• _INPUT FOR THIS TASK_
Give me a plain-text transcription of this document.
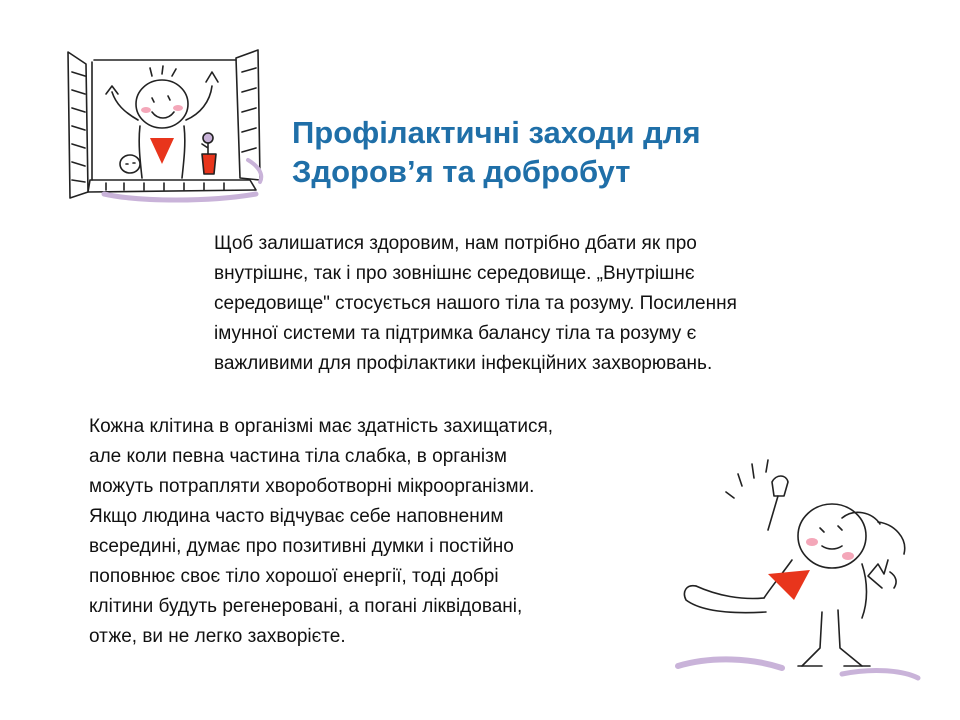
Профілактичні заходи для
Здоров’я та добробут

Щоб залишатися здоровим, нам потрібно дбати як про
внутрішнє, так і про зовнішнє середовище. „Внутрішнє
середовище" стосується нашого тіла та розуму. Посилення
імунної системи та підтримка балансу тіла та розуму є
важливими для профілактики інфекційних захворювань.

Кожна клітина в організмі має здатність захищатися,
але коли певна частина тіла слабка, в організм
можуть потрапляти хвороботворні мікроорганізми.
Якщо людина часто відчуває себе наповненим
всередині, думає про позитивні думки і постійно
поповнює своє тіло хорошої енергії, тоді добрі
клітини будуть регенеровані, а погані ліквідовані,
отже, ви не легко захворієте.
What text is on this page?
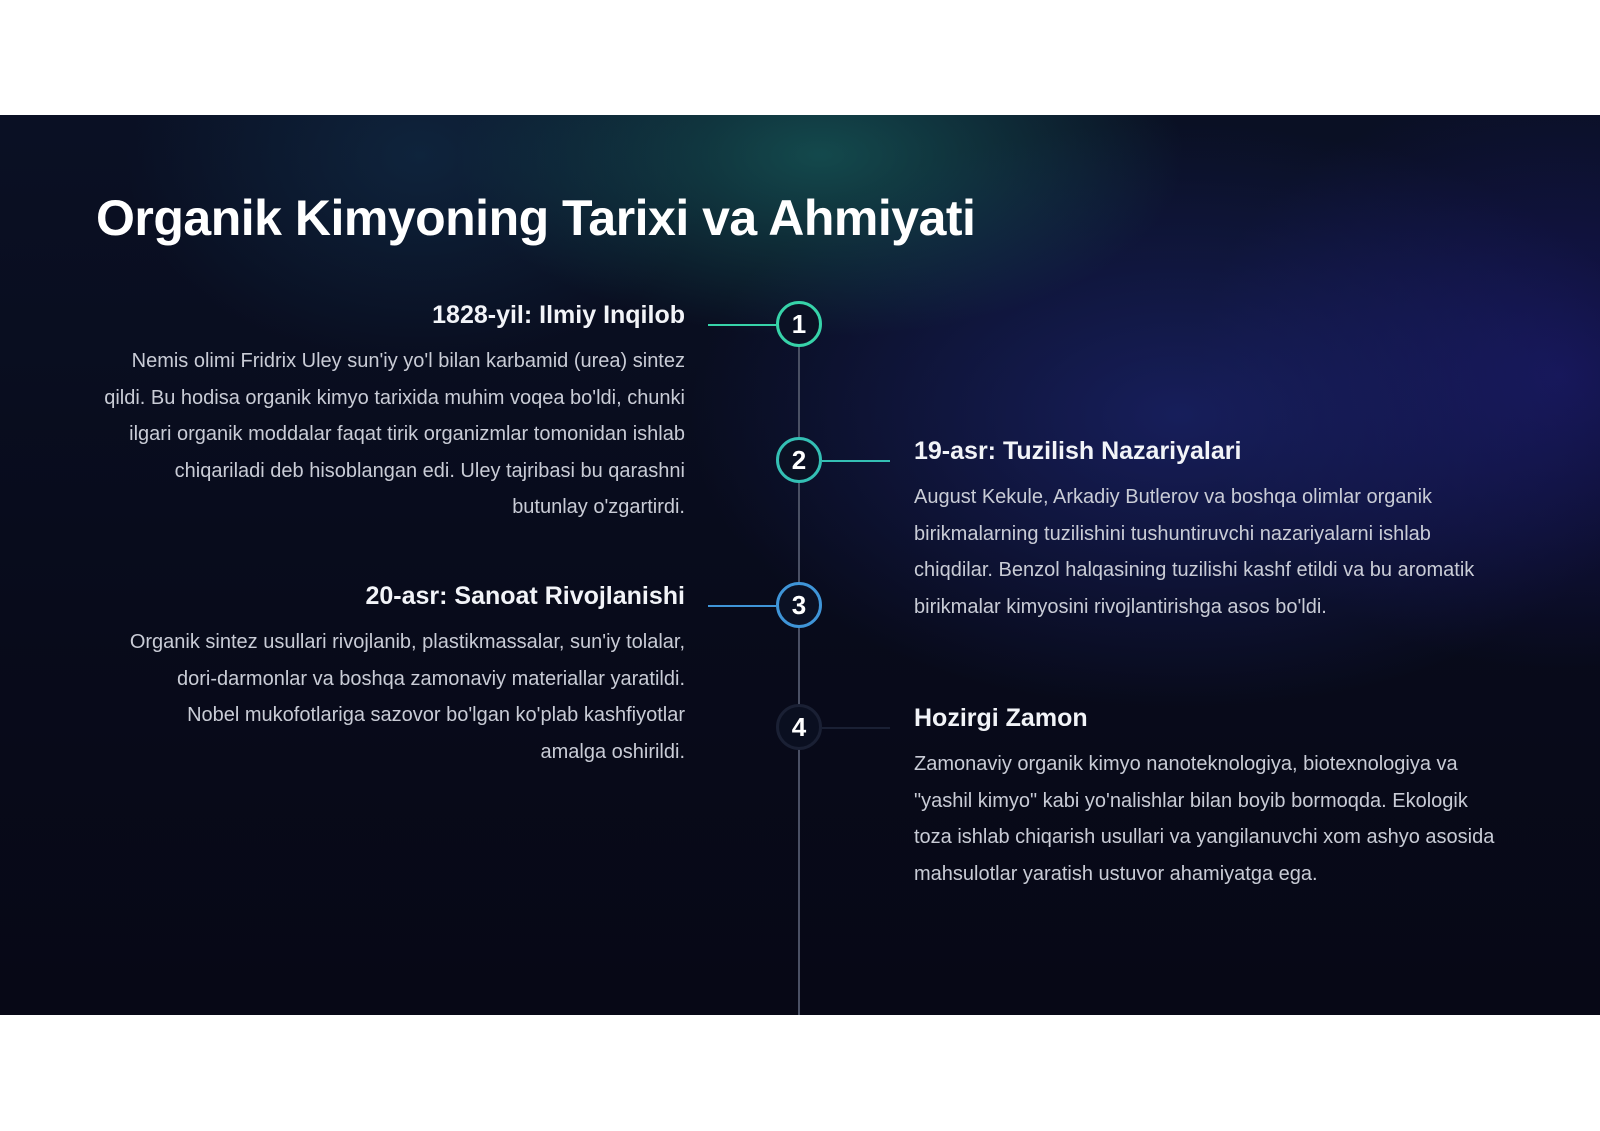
Organik Kimyoning Tarixi va Ahmiyati
1
1828-yil: Ilmiy Inqilob

Nemis olimi Fridrix Uley sun'iy yo'l bilan karbamid (urea) sintez qildi. Bu hodisa organik kimyo tarixida muhim voqea bo'ldi, chunki ilgari organik moddalar faqat tirik organizmlar tomonidan ishlab chiqariladi deb hisoblangan edi. Uley tajribasi bu qarashni butunlay o'zgartirdi.

2	19-asr: Tuzilish Nazariyalari

August Kekule, Arkadiy Butlerov va boshqa olimlar organik birikmalarning tuzilishini tushuntiruvchi nazariyalarni ishlab chiqdilar. Benzol halqasining tuzilishi kashf etildi va bu aromatik birikmalar kimyosini rivojlantirishga asos bo'ldi.

3
20-asr: Sanoat Rivojlanishi

Organik sintez usullari rivojlanib, plastikmassalar, sun'iy tolalar, dori-darmonlar va boshqa zamonaviy materiallar yaratildi. Nobel mukofotlariga sazovor bo'lgan ko'plab kashfiyotlar amalga oshirildi.

4	Hozirgi Zamon

Zamonaviy organik kimyo nanoteknologiya, biotexnologiya va "yashil kimyo" kabi yo'nalishlar bilan boyib bormoqda. Ekologik toza ishlab chiqarish usullari va yangilanuvchi xom ashyo asosida mahsulotlar yaratish ustuvor ahamiyatga ega.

• _PROMPT_
Pictures are to be left out; all else in the entries above is to be quoted exactly.

• _CORRECT RESPONSE_
Give me a plain-text transcription of this document.
Профілактичні заходи для
Здоров’я та добробут

Щоб залишатися здоровим, нам потрібно дбати як про
внутрішнє, так і про зовнішнє середовище. „Внутрішнє
середовище" стосується нашого тіла та розуму. Посилення
імунної системи та підтримка балансу тіла та розуму є
важливими для профілактики інфекційних захворювань.

Кожна клітина в організмі має здатність захищатися,
але коли певна частина тіла слабка, в організм
можуть потрапляти хвороботворні мікроорганізми.
Якщо людина часто відчуває себе наповненим
всередині, думає про позитивні думки і постійно
поповнює своє тіло хорошої енергії, тоді добрі
клітини будуть регенеровані, а погані ліквідовані,
отже, ви не легко захворієте.
What text is on this page?
Organik Kimyoning Tarixi va Ahmiyati
1
1828-yil: Ilmiy Inqilob

Nemis olimi Fridrix Uley sun'iy yo'l bilan karbamid (urea) sintez qildi. Bu hodisa organik kimyo tarixida muhim voqea bo'ldi, chunki ilgari organik moddalar faqat tirik organizmlar tomonidan ishlab chiqariladi deb hisoblangan edi. Uley tajribasi bu qarashni butunlay o'zgartirdi.

2	19-asr: Tuzilish Nazariyalari

August Kekule, Arkadiy Butlerov va boshqa olimlar organik birikmalarning tuzilishini tushuntiruvchi nazariyalarni ishlab chiqdilar. Benzol halqasining tuzilishi kashf etildi va bu aromatik birikmalar kimyosini rivojlantirishga asos bo'ldi.

3
20-asr: Sanoat Rivojlanishi

Organik sintez usullari rivojlanib, plastikmassalar, sun'iy tolalar, dori-darmonlar va boshqa zamonaviy materiallar yaratildi. Nobel mukofotlariga sazovor bo'lgan ko'plab kashfiyotlar amalga oshirildi.

4	Hozirgi Zamon

Zamonaviy organik kimyo nanoteknologiya, biotexnologiya va "yashil kimyo" kabi yo'nalishlar bilan boyib bormoqda. Ekologik toza ishlab chiqarish usullari va yangilanuvchi xom ashyo asosida mahsulotlar yaratish ustuvor ahamiyatga ega.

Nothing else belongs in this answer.